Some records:
• • • • •
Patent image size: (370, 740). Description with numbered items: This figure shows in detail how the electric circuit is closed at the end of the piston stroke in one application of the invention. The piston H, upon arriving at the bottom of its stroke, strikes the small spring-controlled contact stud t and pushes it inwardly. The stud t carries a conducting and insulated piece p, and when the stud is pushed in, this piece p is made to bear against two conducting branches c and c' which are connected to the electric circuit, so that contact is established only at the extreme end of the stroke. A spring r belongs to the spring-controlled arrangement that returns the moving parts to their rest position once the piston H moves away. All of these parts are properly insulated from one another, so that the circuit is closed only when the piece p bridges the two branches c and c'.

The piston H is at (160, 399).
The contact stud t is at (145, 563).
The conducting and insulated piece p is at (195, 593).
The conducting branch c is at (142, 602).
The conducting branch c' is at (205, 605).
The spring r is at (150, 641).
• • • • •
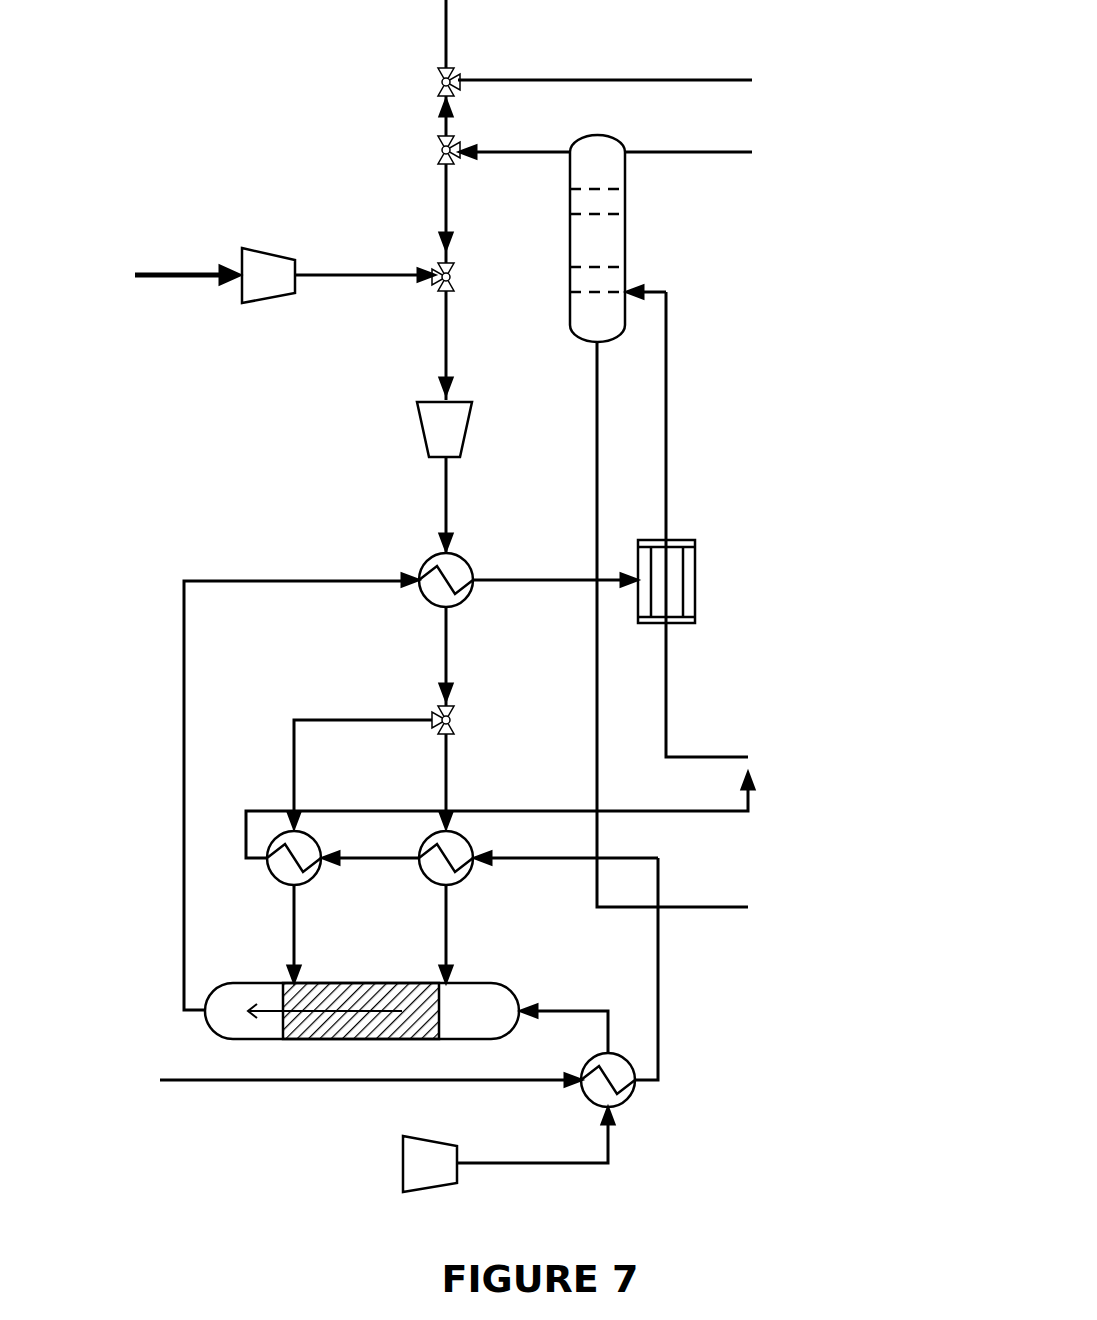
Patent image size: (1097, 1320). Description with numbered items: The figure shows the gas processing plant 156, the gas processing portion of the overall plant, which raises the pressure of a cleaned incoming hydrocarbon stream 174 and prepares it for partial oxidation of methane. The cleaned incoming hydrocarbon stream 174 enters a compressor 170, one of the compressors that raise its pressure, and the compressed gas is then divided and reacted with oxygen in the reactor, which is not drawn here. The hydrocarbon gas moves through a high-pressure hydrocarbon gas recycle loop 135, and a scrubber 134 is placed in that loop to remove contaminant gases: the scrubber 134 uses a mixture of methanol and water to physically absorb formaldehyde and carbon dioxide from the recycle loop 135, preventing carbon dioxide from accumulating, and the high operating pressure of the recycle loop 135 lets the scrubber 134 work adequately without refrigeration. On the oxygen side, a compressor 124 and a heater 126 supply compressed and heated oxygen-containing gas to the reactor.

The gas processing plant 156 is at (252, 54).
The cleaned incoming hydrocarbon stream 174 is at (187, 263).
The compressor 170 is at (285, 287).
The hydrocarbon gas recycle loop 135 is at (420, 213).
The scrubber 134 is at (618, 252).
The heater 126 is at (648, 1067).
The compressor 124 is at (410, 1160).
• • • • •
**What is asked:** Repeat the items between the line holding "Patent image size: (370, 740)." and the line holding "The conducting and", inclusive.

**Exercise output:**
Patent image size: (370, 740). Description with numbered items: This figure shows in detail how the electric circuit is closed at the end of the piston stroke in one application of the invention. The piston H, upon arriving at the bottom of its stroke, strikes the small spring-controlled contact stud t and pushes it inwardly. The stud t carries a conducting and insulated piece p, and when the stud is pushed in, this piece p is made to bear against two conducting branches c and c' which are connected to the electric circuit, so that contact is established only at the extreme end of the stroke. A spring r belongs to the spring-controlled arrangement that returns the moving parts to their rest position once the piston H moves away. All of these parts are properly insulated from one another, so that the circuit is closed only when the piece p bridges the two branches c and c'.

The piston H is at (160, 399).
The contact stud t is at (145, 563).
The conducting and insulated piece p is at (195, 593).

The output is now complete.